## Stated problem
Below are some records. Pull every line that contains the word "this".

## Data supplied
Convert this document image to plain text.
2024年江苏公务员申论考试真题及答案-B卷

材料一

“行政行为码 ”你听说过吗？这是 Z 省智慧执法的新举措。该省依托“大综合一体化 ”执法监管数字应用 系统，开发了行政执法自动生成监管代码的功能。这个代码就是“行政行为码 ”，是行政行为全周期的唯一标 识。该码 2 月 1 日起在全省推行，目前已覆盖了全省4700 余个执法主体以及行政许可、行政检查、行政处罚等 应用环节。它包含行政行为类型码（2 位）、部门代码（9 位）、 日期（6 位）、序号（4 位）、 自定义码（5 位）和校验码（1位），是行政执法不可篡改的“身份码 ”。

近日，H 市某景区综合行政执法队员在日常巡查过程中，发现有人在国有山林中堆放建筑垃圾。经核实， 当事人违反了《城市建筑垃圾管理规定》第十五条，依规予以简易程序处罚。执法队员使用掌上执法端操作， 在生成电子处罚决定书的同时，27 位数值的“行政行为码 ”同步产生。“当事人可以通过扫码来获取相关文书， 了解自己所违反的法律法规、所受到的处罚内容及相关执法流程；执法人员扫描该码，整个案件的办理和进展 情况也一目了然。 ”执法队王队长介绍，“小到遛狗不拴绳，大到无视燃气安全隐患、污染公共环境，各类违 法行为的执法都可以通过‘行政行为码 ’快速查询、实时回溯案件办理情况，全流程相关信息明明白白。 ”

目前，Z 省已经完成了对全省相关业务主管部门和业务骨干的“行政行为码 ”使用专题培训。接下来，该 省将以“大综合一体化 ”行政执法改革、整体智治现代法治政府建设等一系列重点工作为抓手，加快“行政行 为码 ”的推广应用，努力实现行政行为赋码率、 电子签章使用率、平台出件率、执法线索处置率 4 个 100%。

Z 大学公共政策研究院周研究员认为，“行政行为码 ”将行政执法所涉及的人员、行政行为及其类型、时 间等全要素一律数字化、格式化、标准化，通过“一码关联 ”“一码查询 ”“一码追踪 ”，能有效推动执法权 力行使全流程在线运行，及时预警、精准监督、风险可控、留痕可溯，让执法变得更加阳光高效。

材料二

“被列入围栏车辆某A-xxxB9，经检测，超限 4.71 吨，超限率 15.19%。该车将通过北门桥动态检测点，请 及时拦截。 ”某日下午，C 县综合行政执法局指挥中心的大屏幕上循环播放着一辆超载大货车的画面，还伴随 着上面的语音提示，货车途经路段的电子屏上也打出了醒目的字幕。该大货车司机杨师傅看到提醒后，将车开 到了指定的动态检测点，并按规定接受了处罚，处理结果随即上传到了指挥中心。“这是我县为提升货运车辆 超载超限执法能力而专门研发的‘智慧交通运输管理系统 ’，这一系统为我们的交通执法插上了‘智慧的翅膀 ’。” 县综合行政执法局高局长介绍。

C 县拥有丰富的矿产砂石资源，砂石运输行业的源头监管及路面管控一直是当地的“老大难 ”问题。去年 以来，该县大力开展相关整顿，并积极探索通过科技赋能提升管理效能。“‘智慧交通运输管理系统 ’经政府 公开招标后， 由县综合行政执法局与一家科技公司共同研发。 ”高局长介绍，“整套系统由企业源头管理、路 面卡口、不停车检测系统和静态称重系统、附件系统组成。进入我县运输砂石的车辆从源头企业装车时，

--

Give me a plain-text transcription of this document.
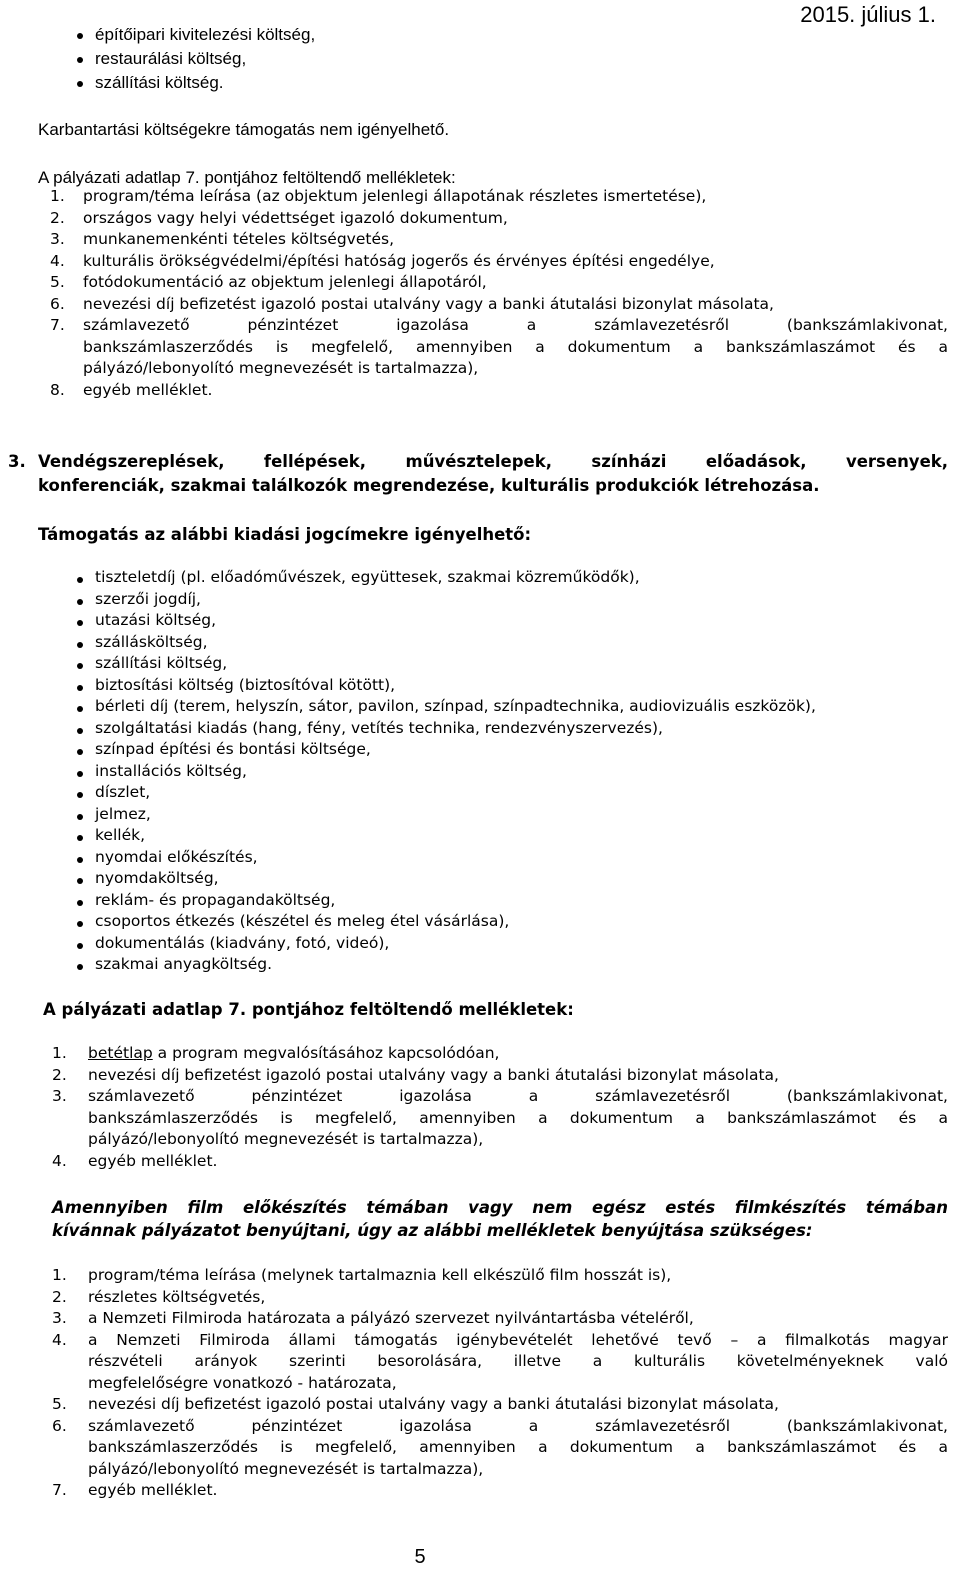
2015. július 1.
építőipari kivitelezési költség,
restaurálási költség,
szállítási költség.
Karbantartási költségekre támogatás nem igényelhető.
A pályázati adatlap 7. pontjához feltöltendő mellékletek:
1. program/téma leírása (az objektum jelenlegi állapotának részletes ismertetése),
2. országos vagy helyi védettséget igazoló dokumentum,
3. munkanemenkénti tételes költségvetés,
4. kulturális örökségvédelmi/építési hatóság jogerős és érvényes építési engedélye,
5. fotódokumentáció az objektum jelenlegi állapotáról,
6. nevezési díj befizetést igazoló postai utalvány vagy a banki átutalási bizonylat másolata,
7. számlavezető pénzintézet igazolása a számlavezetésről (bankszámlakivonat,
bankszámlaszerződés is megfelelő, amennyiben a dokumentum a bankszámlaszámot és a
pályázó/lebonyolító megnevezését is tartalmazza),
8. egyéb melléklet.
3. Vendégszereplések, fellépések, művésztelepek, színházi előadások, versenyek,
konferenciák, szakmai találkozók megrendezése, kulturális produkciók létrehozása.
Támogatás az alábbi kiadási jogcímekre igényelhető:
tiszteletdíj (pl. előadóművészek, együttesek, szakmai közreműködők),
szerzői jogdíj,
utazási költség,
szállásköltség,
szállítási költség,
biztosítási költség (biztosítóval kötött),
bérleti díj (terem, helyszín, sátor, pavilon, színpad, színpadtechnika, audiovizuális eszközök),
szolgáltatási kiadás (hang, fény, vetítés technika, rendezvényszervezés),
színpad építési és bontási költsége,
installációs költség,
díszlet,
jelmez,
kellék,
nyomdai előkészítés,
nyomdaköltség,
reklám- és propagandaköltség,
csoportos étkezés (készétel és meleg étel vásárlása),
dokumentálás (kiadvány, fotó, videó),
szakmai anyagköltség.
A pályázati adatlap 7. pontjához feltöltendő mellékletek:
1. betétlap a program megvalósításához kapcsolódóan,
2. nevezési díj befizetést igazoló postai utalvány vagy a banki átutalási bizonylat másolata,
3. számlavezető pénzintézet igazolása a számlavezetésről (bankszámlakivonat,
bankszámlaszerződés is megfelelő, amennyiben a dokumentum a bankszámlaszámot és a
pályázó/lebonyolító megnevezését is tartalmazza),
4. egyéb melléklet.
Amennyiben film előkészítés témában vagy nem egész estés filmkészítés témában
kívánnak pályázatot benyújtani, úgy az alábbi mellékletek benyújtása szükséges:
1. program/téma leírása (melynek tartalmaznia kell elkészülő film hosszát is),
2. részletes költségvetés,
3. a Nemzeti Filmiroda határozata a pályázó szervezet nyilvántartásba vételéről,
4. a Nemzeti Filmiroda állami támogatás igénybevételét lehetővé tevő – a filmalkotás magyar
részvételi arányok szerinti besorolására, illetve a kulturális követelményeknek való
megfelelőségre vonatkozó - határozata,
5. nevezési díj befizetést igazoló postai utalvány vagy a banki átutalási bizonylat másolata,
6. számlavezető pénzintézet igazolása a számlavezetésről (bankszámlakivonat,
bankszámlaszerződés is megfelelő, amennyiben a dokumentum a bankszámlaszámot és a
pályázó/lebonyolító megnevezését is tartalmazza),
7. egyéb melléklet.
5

## Exercise response
Convert this document image to plain text.
Give me a plain-text transcription of this document.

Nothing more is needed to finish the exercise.